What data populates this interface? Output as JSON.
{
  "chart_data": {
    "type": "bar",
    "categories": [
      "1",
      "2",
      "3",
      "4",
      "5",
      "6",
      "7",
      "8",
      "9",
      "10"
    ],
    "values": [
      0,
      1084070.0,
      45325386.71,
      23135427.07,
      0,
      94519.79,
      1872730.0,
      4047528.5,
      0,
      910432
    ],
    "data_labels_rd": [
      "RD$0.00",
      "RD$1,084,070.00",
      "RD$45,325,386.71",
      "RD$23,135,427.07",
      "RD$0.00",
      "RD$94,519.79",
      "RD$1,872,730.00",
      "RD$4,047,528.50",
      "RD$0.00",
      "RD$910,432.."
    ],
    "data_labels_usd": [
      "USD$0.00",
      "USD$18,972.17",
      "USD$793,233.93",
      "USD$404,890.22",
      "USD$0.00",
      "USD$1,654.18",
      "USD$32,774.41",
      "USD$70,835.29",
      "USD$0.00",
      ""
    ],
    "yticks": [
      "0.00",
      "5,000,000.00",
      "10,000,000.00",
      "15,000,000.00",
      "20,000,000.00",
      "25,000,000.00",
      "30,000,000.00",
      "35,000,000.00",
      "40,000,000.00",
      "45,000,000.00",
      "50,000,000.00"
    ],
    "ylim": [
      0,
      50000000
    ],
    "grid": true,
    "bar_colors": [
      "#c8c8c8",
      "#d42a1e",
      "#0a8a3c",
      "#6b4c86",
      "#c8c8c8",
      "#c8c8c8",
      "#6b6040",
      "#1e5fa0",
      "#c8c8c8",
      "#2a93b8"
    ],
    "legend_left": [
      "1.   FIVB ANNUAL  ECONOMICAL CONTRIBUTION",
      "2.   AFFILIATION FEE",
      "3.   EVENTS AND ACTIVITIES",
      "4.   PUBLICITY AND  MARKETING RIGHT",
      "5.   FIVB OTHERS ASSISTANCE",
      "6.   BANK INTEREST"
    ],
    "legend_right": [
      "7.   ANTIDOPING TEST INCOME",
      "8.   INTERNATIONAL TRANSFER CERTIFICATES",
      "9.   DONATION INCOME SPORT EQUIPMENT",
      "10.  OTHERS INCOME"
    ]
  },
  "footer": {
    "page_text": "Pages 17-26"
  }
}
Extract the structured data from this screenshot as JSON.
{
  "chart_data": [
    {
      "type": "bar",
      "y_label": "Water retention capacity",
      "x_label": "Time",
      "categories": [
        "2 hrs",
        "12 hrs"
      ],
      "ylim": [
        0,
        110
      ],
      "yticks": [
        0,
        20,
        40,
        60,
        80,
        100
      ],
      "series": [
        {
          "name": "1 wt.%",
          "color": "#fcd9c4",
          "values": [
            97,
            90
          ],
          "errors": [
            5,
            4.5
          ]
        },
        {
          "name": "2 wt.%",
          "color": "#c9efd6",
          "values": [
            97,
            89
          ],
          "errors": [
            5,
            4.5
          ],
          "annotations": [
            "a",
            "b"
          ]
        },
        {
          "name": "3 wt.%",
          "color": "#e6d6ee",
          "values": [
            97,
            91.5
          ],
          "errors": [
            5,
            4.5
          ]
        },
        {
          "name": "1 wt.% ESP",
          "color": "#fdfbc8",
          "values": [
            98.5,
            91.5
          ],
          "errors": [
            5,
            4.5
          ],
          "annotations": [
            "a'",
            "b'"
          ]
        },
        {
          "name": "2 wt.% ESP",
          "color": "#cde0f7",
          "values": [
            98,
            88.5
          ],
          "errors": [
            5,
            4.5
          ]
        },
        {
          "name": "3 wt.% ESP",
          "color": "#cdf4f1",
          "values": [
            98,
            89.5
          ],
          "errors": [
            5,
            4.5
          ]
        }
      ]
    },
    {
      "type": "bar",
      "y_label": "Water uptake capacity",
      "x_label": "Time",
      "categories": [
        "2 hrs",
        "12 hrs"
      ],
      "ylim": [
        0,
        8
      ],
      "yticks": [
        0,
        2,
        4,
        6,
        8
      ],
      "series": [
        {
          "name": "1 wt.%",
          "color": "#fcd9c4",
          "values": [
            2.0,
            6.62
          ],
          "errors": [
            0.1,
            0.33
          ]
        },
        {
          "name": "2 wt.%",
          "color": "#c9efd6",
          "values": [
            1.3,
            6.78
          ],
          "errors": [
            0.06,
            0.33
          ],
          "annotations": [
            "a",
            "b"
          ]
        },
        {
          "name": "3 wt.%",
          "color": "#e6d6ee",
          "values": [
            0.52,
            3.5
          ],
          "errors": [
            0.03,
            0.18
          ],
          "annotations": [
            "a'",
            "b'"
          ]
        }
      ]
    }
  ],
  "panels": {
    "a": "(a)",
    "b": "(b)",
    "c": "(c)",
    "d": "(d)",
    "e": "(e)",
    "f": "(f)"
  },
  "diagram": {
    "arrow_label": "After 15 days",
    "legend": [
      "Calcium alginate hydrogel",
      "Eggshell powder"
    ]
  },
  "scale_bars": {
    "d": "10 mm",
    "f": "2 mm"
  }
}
************
EXERCISE >> Reproduce every line of the material above exactly.

WRITTEN ANSWER >>
What data populates this interface? Output as JSON.
{
  "chart_data": {
    "type": "bar",
    "categories": [
      "1",
      "2",
      "3",
      "4",
      "5",
      "6",
      "7",
      "8",
      "9",
      "10"
    ],
    "values": [
      0,
      1084070.0,
      45325386.71,
      23135427.07,
      0,
      94519.79,
      1872730.0,
      4047528.5,
      0,
      910432
    ],
    "data_labels_rd": [
      "RD$0.00",
      "RD$1,084,070.00",
      "RD$45,325,386.71",
      "RD$23,135,427.07",
      "RD$0.00",
      "RD$94,519.79",
      "RD$1,872,730.00",
      "RD$4,047,528.50",
      "RD$0.00",
      "RD$910,432.."
    ],
    "data_labels_usd": [
      "USD$0.00",
      "USD$18,972.17",
      "USD$793,233.93",
      "USD$404,890.22",
      "USD$0.00",
      "USD$1,654.18",
      "USD$32,774.41",
      "USD$70,835.29",
      "USD$0.00",
      ""
    ],
    "yticks": [
      "0.00",
      "5,000,000.00",
      "10,000,000.00",
      "15,000,000.00",
      "20,000,000.00",
      "25,000,000.00",
      "30,000,000.00",
      "35,000,000.00",
      "40,000,000.00",
      "45,000,000.00",
      "50,000,000.00"
    ],
    "ylim": [
      0,
      50000000
    ],
    "grid": true,
    "bar_colors": [
      "#c8c8c8",
      "#d42a1e",
      "#0a8a3c",
      "#6b4c86",
      "#c8c8c8",
      "#c8c8c8",
      "#6b6040",
      "#1e5fa0",
      "#c8c8c8",
      "#2a93b8"
    ],
    "legend_left": [
      "1.   FIVB ANNUAL  ECONOMICAL CONTRIBUTION",
      "2.   AFFILIATION FEE",
      "3.   EVENTS AND ACTIVITIES",
      "4.   PUBLICITY AND  MARKETING RIGHT",
      "5.   FIVB OTHERS ASSISTANCE",
      "6.   BANK INTEREST"
    ],
    "legend_right": [
      "7.   ANTIDOPING TEST INCOME",
      "8.   INTERNATIONAL TRANSFER CERTIFICATES",
      "9.   DONATION INCOME SPORT EQUIPMENT",
      "10.  OTHERS INCOME"
    ]
  },
  "footer": {
    "page_text": "Pages 17-26"
  }
}
Extract the structured data from this screenshot as JSON.
{
  "chart_data": [
    {
      "type": "bar",
      "y_label": "Water retention capacity",
      "x_label": "Time",
      "categories": [
        "2 hrs",
        "12 hrs"
      ],
      "ylim": [
        0,
        110
      ],
      "yticks": [
        0,
        20,
        40,
        60,
        80,
        100
      ],
      "series": [
        {
          "name": "1 wt.%",
          "color": "#fcd9c4",
          "values": [
            97,
            90
          ],
          "errors": [
            5,
            4.5
          ]
        },
        {
          "name": "2 wt.%",
          "color": "#c9efd6",
          "values": [
            97,
            89
          ],
          "errors": [
            5,
            4.5
          ],
          "annotations": [
            "a",
            "b"
          ]
        },
        {
          "name": "3 wt.%",
          "color": "#e6d6ee",
          "values": [
            97,
            91.5
          ],
          "errors": [
            5,
            4.5
          ]
        },
        {
          "name": "1 wt.% ESP",
          "color": "#fdfbc8",
          "values": [
            98.5,
            91.5
          ],
          "errors": [
            5,
            4.5
          ],
          "annotations": [
            "a'",
            "b'"
          ]
        },
        {
          "name": "2 wt.% ESP",
          "color": "#cde0f7",
          "values": [
            98,
            88.5
          ],
          "errors": [
            5,
            4.5
          ]
        },
        {
          "name": "3 wt.% ESP",
          "color": "#cdf4f1",
          "values": [
            98,
            89.5
          ],
          "errors": [
            5,
            4.5
          ]
        }
      ]
    },
    {
      "type": "bar",
      "y_label": "Water uptake capacity",
      "x_label": "Time",
      "categories": [
        "2 hrs",
        "12 hrs"
      ],
      "ylim": [
        0,
        8
      ],
      "yticks": [
        0,
        2,
        4,
        6,
        8
      ],
      "series": [
        {
          "name": "1 wt.%",
          "color": "#fcd9c4",
          "values": [
            2.0,
            6.62
          ],
          "errors": [
            0.1,
            0.33
          ]
        },
        {
          "name": "2 wt.%",
          "color": "#c9efd6",
          "values": [
            1.3,
            6.78
          ],
          "errors": [
            0.06,
            0.33
          ],
          "annotations": [
            "a",
            "b"
          ]
        },
        {
          "name": "3 wt.%",
          "color": "#e6d6ee",
          "values": [
            0.52,
            3.5
          ],
          "errors": [
            0.03,
            0.18
          ],
          "annotations": [
            "a'",
            "b'"
          ]
        }
      ]
    }
  ],
  "panels": {
    "a": "(a)",
    "b": "(b)",
    "c": "(c)",
    "d": "(d)",
    "e": "(e)",
    "f": "(f)"
  },
  "diagram": {
    "arrow_label": "After 15 days",
    "legend": [
      "Calcium alginate hydrogel",
      "Eggshell powder"
    ]
  },
  "scale_bars": {
    "d": "10 mm",
    "f": "2 mm"
  }
}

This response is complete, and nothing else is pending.